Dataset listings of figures
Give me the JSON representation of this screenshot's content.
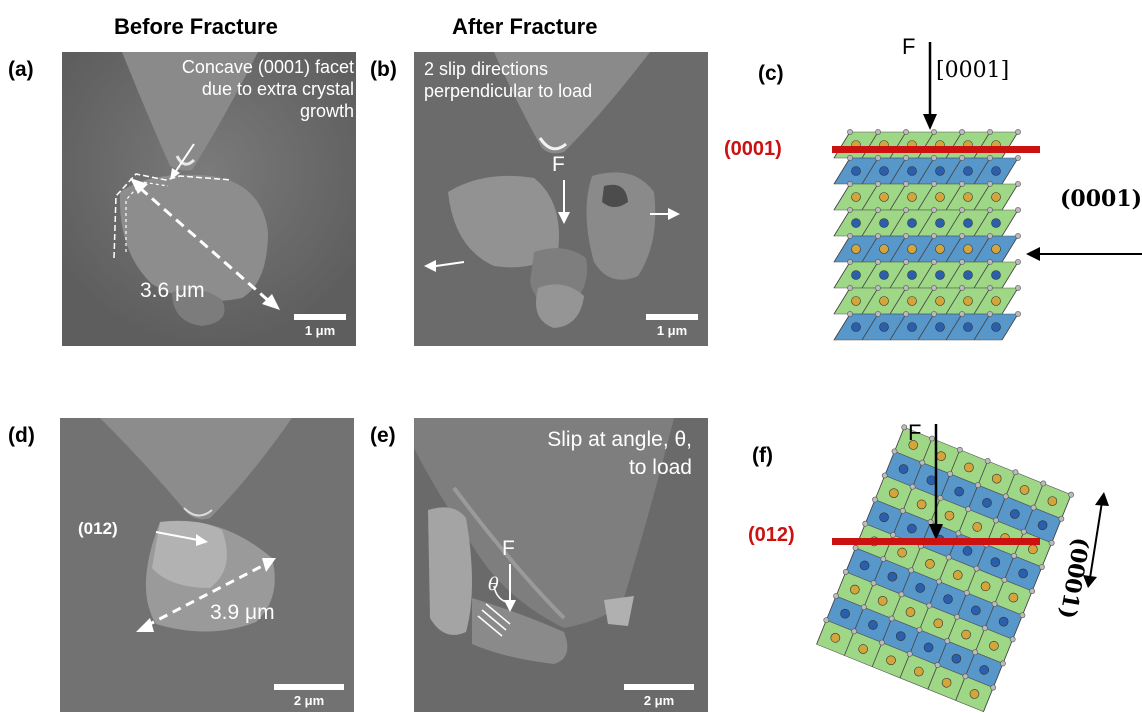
{
  "columns": {
    "before": "Before Fracture",
    "after": "After Fracture"
  },
  "panels": {
    "a": {
      "label": "(a)",
      "annotation": [
        "Concave (0001) facet",
        "due to extra crystal",
        "growth"
      ],
      "measure": "3.6 μm",
      "scalebar": "1 μm"
    },
    "b": {
      "label": "(b)",
      "annotation": [
        "2 slip directions",
        "perpendicular to load"
      ],
      "force": "F",
      "scalebar": "1 μm"
    },
    "c": {
      "label": "(c)",
      "force": "F",
      "direction": "[0001]",
      "plane": "(0001)",
      "side_label": "(0001)"
    },
    "d": {
      "label": "(d)",
      "facet": "(012)",
      "measure": "3.9 μm",
      "scalebar": "2 μm"
    },
    "e": {
      "label": "(e)",
      "annotation": [
        "Slip at angle, θ,",
        "to load"
      ],
      "force": "F",
      "angle": "θ",
      "scalebar": "2 μm"
    },
    "f": {
      "label": "(f)",
      "force": "F",
      "plane": "(012)",
      "side_label": "(0001)"
    }
  },
  "colors": {
    "plane_red": "#cc1111",
    "octa_green": "#7dc95e",
    "octa_blue": "#1f74b8",
    "atom_gold": "#d4a53a",
    "atom_blue": "#2a5fae"
  }
}
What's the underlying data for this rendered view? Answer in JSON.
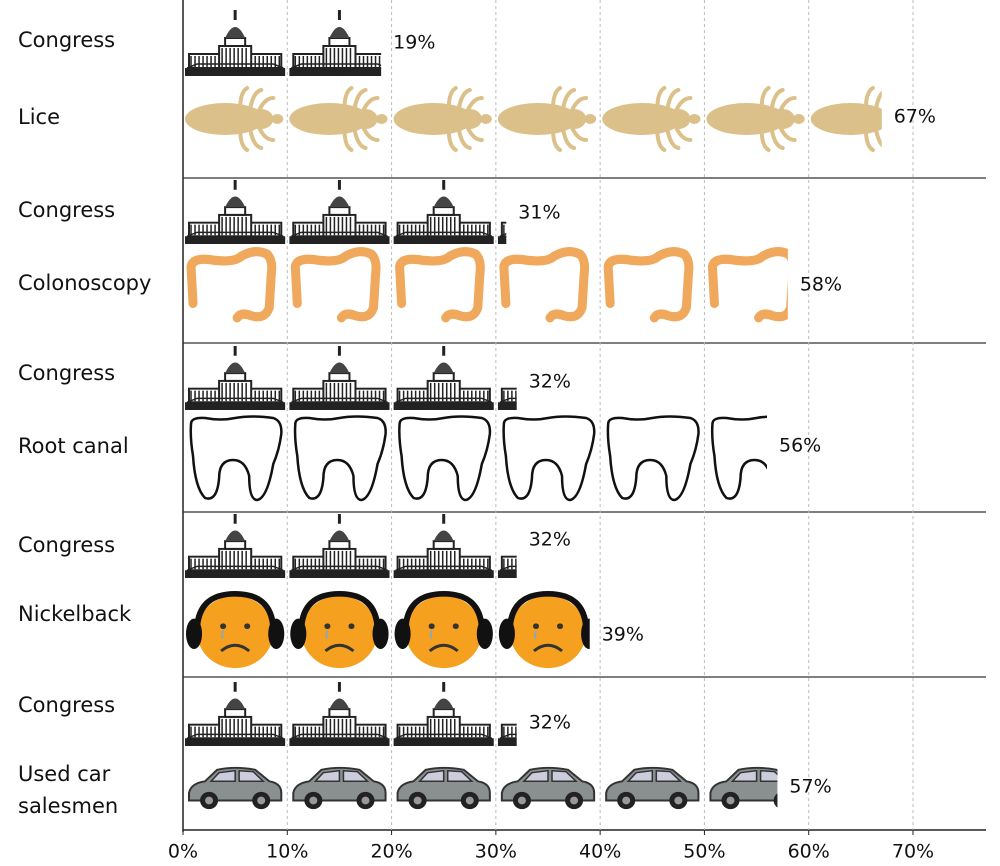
{
  "chart_data": {
    "type": "pictograph",
    "categories": [
      "Congress",
      "Lice",
      "Congress",
      "Colonoscopy",
      "Congress",
      "Root canal",
      "Congress",
      "Nickelback",
      "Congress",
      "Used car salesmen"
    ],
    "values": [
      19,
      67,
      31,
      58,
      32,
      56,
      32,
      39,
      32,
      57
    ],
    "value_labels": [
      "19%",
      "67%",
      "31%",
      "58%",
      "32%",
      "56%",
      "32%",
      "39%",
      "32%",
      "57%"
    ],
    "xlim": [
      0,
      77
    ],
    "xticks": [
      {
        "value": 0,
        "label": "0%"
      },
      {
        "value": 10,
        "label": "10%"
      },
      {
        "value": 20,
        "label": "20%"
      },
      {
        "value": 30,
        "label": "30%"
      },
      {
        "value": 40,
        "label": "40%"
      },
      {
        "value": 50,
        "label": "50%"
      },
      {
        "value": 60,
        "label": "60%"
      },
      {
        "value": 70,
        "label": "70%"
      }
    ],
    "grid": true
  }
}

Goal: Reproduce exactly, and only, the lines from the one containing "What's the underlying" through the last line of the records above, both included, leaving out any pictures.

Worked answer:
What's the underlying data for this rendered view? Answer in JSON.
{
  "chart_data": {
    "type": "pictograph",
    "categories": [
      "Congress",
      "Lice",
      "Congress",
      "Colonoscopy",
      "Congress",
      "Root canal",
      "Congress",
      "Nickelback",
      "Congress",
      "Used car salesmen"
    ],
    "values": [
      19,
      67,
      31,
      58,
      32,
      56,
      32,
      39,
      32,
      57
    ],
    "value_labels": [
      "19%",
      "67%",
      "31%",
      "58%",
      "32%",
      "56%",
      "32%",
      "39%",
      "32%",
      "57%"
    ],
    "xlim": [
      0,
      77
    ],
    "xticks": [
      {
        "value": 0,
        "label": "0%"
      },
      {
        "value": 10,
        "label": "10%"
      },
      {
        "value": 20,
        "label": "20%"
      },
      {
        "value": 30,
        "label": "30%"
      },
      {
        "value": 40,
        "label": "40%"
      },
      {
        "value": 50,
        "label": "50%"
      },
      {
        "value": 60,
        "label": "60%"
      },
      {
        "value": 70,
        "label": "70%"
      }
    ],
    "grid": true
  }
}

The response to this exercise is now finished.